#### GIVEN RECORDS
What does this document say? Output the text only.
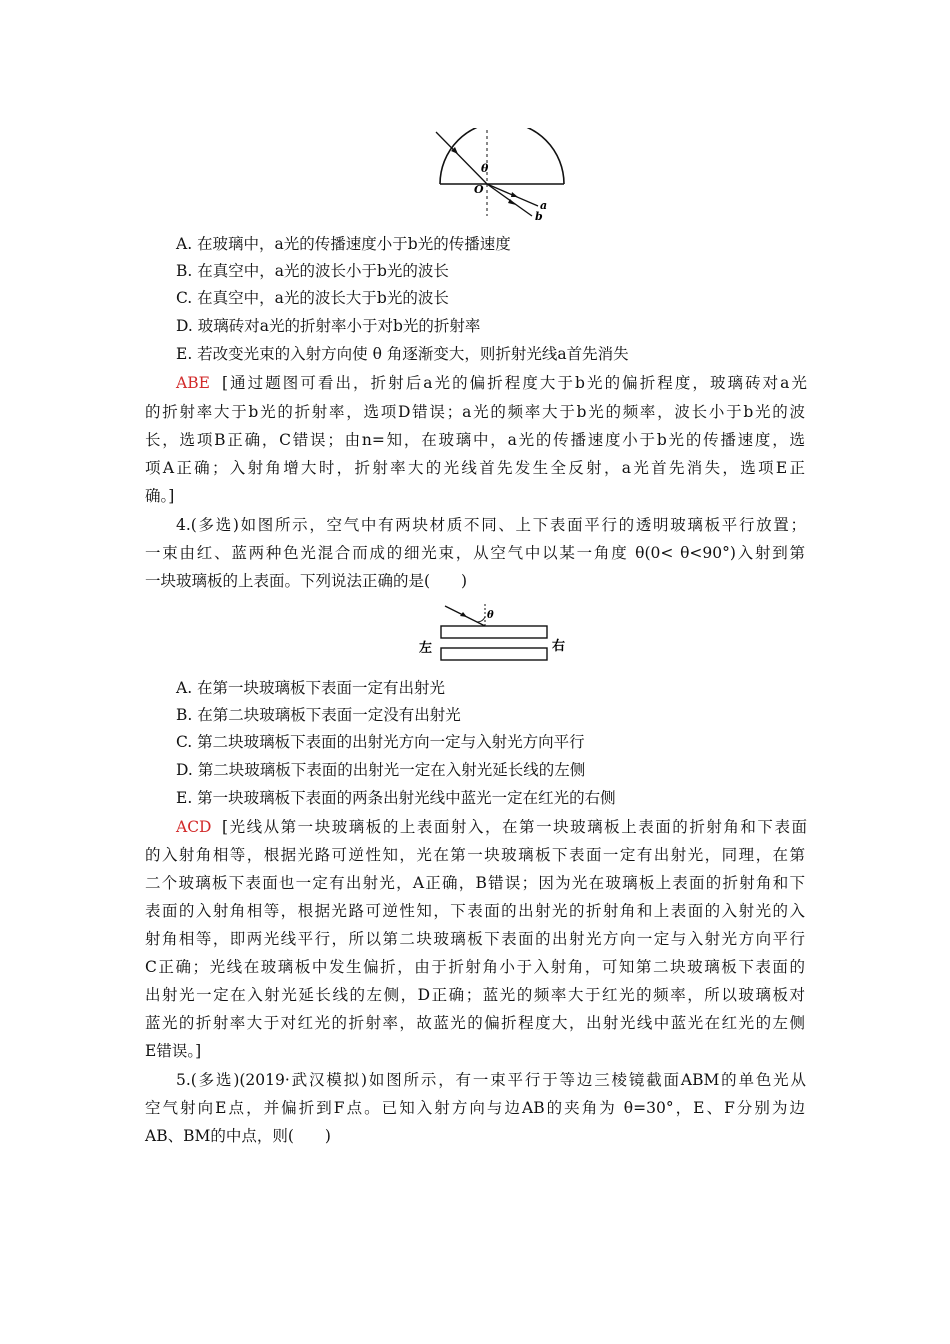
θ
O
a
b
A. 在玻璃中，a光的传播速度小于b光的传播速度
B. 在真空中，a光的波长小于b光的波长
C. 在真空中，a光的波长大于b光的波长
D. 玻璃砖对a光的折射率小于对b光的折射率
E. 若改变光束的入射方向使 θ 角逐渐变大，则折射光线a首先消失
ABE [通过题图可看出，折射后a光的偏折程度大于b光的偏折程度，玻璃砖对a光
的折射率大于b光的折射率，选项D错误；a光的频率大于b光的频率，波长小于b光的波
长，选项B正确，C错误；由n=知，在玻璃中，a光的传播速度小于b光的传播速度，选
项A正确；入射角增大时，折射率大的光线首先发生全反射，a光首先消失，选项E正
确。]
4.(多选)如图所示，空气中有两块材质不同、上下表面平行的透明玻璃板平行放置；
一束由红、蓝两种色光混合而成的细光束，从空气中以某一角度 θ(0< θ<90°)入射到第
一块玻璃板的上表面。下列说法正确的是(　　)
θ
左	右
A. 在第一块玻璃板下表面一定有出射光
B. 在第二块玻璃板下表面一定没有出射光
C. 第二块玻璃板下表面的出射光方向一定与入射光方向平行
D. 第二块玻璃板下表面的出射光一定在入射光延长线的左侧
E. 第一块玻璃板下表面的两条出射光线中蓝光一定在红光的右侧
ACD [光线从第一块玻璃板的上表面射入，在第一块玻璃板上表面的折射角和下表面
的入射角相等，根据光路可逆性知，光在第一块玻璃板下表面一定有出射光，同理，在第
二个玻璃板下表面也一定有出射光，A正确，B错误；因为光在玻璃板上表面的折射角和下
表面的入射角相等，根据光路可逆性知，下表面的出射光的折射角和上表面的入射光的入
射角相等，即两光线平行，所以第二块玻璃板下表面的出射光方向一定与入射光方向平行
C正确；光线在玻璃板中发生偏折，由于折射角小于入射角，可知第二块玻璃板下表面的
出射光一定在入射光延长线的左侧，D正确；蓝光的频率大于红光的频率，所以玻璃板对
蓝光的折射率大于对红光的折射率，故蓝光的偏折程度大，出射光线中蓝光在红光的左侧
E错误。]
5.(多选)(2019·武汉模拟)如图所示，有一束平行于等边三棱镜截面ABM的单色光从
空气射向E点，并偏折到F点。已知入射方向与边AB的夹角为 θ=30°，E、F分别为边
AB、BM的中点，则(　　)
########
REQUIRED WORK>
Without the pictures, transcribe the listing above exactly.

THE OUTPUT>
What does this document say? Output the text only.
θ
O
a
b
A. 在玻璃中，a光的传播速度小于b光的传播速度
B. 在真空中，a光的波长小于b光的波长
C. 在真空中，a光的波长大于b光的波长
D. 玻璃砖对a光的折射率小于对b光的折射率
E. 若改变光束的入射方向使 θ 角逐渐变大，则折射光线a首先消失
ABE [通过题图可看出，折射后a光的偏折程度大于b光的偏折程度，玻璃砖对a光
的折射率大于b光的折射率，选项D错误；a光的频率大于b光的频率，波长小于b光的波
长，选项B正确，C错误；由n=知，在玻璃中，a光的传播速度小于b光的传播速度，选
项A正确；入射角增大时，折射率大的光线首先发生全反射，a光首先消失，选项E正
确。]
4.(多选)如图所示，空气中有两块材质不同、上下表面平行的透明玻璃板平行放置；
一束由红、蓝两种色光混合而成的细光束，从空气中以某一角度 θ(0< θ<90°)入射到第
一块玻璃板的上表面。下列说法正确的是(　　)
θ
左	右
A. 在第一块玻璃板下表面一定有出射光
B. 在第二块玻璃板下表面一定没有出射光
C. 第二块玻璃板下表面的出射光方向一定与入射光方向平行
D. 第二块玻璃板下表面的出射光一定在入射光延长线的左侧
E. 第一块玻璃板下表面的两条出射光线中蓝光一定在红光的右侧
ACD [光线从第一块玻璃板的上表面射入，在第一块玻璃板上表面的折射角和下表面
的入射角相等，根据光路可逆性知，光在第一块玻璃板下表面一定有出射光，同理，在第
二个玻璃板下表面也一定有出射光，A正确，B错误；因为光在玻璃板上表面的折射角和下
表面的入射角相等，根据光路可逆性知，下表面的出射光的折射角和上表面的入射光的入
射角相等，即两光线平行，所以第二块玻璃板下表面的出射光方向一定与入射光方向平行
C正确；光线在玻璃板中发生偏折，由于折射角小于入射角，可知第二块玻璃板下表面的
出射光一定在入射光延长线的左侧，D正确；蓝光的频率大于红光的频率，所以玻璃板对
蓝光的折射率大于对红光的折射率，故蓝光的偏折程度大，出射光线中蓝光在红光的左侧
E错误。]
5.(多选)(2019·武汉模拟)如图所示，有一束平行于等边三棱镜截面ABM的单色光从
空气射向E点，并偏折到F点。已知入射方向与边AB的夹角为 θ=30°，E、F分别为边
AB、BM的中点，则(　　)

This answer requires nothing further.